[What needs to be done]
Using the records that follow, copy every line containing the word "name".
== == ==
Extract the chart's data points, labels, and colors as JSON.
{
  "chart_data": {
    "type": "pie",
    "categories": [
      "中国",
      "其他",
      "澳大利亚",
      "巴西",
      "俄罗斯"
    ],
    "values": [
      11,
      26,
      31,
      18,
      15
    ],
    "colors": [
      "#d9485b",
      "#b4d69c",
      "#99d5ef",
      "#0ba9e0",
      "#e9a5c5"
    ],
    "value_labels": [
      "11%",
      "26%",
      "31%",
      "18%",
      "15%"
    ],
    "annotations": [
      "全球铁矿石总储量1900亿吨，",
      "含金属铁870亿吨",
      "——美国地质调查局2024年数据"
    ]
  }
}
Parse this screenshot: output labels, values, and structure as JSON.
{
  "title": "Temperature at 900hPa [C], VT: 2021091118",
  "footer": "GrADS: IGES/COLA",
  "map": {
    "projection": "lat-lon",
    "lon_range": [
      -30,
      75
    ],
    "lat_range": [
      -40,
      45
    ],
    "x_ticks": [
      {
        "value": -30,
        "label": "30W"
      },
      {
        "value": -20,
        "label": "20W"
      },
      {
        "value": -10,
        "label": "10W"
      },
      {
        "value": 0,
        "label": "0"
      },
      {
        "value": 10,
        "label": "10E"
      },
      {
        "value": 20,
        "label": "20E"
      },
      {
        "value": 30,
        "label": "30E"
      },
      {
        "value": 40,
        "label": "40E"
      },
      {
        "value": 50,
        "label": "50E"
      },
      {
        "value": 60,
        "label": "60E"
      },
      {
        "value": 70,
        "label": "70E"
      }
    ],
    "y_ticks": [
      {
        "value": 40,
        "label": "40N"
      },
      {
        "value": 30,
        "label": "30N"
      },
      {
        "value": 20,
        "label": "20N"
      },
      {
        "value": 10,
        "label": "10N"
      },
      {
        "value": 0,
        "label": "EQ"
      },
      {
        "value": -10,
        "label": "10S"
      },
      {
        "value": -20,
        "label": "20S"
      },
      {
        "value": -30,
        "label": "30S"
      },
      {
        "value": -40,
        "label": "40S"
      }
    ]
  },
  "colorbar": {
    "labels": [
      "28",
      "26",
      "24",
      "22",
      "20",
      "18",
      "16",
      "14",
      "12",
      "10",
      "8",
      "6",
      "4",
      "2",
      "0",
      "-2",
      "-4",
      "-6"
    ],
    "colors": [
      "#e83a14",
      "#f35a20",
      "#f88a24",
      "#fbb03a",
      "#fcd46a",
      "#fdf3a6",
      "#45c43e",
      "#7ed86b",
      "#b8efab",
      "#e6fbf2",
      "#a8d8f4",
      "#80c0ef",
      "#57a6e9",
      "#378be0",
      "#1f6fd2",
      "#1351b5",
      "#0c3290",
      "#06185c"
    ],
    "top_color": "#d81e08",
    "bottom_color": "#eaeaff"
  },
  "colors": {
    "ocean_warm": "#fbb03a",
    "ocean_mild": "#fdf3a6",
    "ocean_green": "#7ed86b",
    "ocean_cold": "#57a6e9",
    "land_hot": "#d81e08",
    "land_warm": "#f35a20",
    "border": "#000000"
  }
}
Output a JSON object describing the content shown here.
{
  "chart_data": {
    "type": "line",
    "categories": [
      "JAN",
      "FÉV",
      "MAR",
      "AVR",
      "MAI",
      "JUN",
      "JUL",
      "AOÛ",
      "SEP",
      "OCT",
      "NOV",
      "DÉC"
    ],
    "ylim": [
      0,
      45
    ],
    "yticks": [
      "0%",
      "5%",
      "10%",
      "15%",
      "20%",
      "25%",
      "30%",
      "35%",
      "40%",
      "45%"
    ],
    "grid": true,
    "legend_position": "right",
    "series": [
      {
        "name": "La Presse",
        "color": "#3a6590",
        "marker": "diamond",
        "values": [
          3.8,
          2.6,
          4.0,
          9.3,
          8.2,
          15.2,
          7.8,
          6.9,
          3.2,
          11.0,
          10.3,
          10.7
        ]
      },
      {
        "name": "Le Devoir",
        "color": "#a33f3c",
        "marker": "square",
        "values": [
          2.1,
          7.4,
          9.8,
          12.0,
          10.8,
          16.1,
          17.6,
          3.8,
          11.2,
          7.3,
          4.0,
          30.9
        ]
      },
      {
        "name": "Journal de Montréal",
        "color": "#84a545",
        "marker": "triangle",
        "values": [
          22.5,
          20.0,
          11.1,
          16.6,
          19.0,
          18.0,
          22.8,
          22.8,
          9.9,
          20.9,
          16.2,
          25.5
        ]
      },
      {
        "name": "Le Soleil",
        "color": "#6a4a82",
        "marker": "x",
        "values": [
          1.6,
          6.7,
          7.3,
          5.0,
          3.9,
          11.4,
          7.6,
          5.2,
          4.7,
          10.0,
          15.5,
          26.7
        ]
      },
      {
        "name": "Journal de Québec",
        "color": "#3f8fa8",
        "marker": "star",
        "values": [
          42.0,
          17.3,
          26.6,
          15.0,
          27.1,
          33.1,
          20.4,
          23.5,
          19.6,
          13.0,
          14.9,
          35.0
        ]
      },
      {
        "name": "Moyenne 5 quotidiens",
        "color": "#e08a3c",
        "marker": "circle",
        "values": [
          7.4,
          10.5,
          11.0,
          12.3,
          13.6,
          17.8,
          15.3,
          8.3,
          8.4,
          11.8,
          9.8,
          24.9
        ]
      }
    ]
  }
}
== == ==
[Reply to the exercise]
        "name": "La Presse",
        "name": "Le Devoir",
        "name": "Journal de Montréal",
        "name": "Le Soleil",
        "name": "Journal de Québec",
        "name": "Moyenne 5 quotidiens",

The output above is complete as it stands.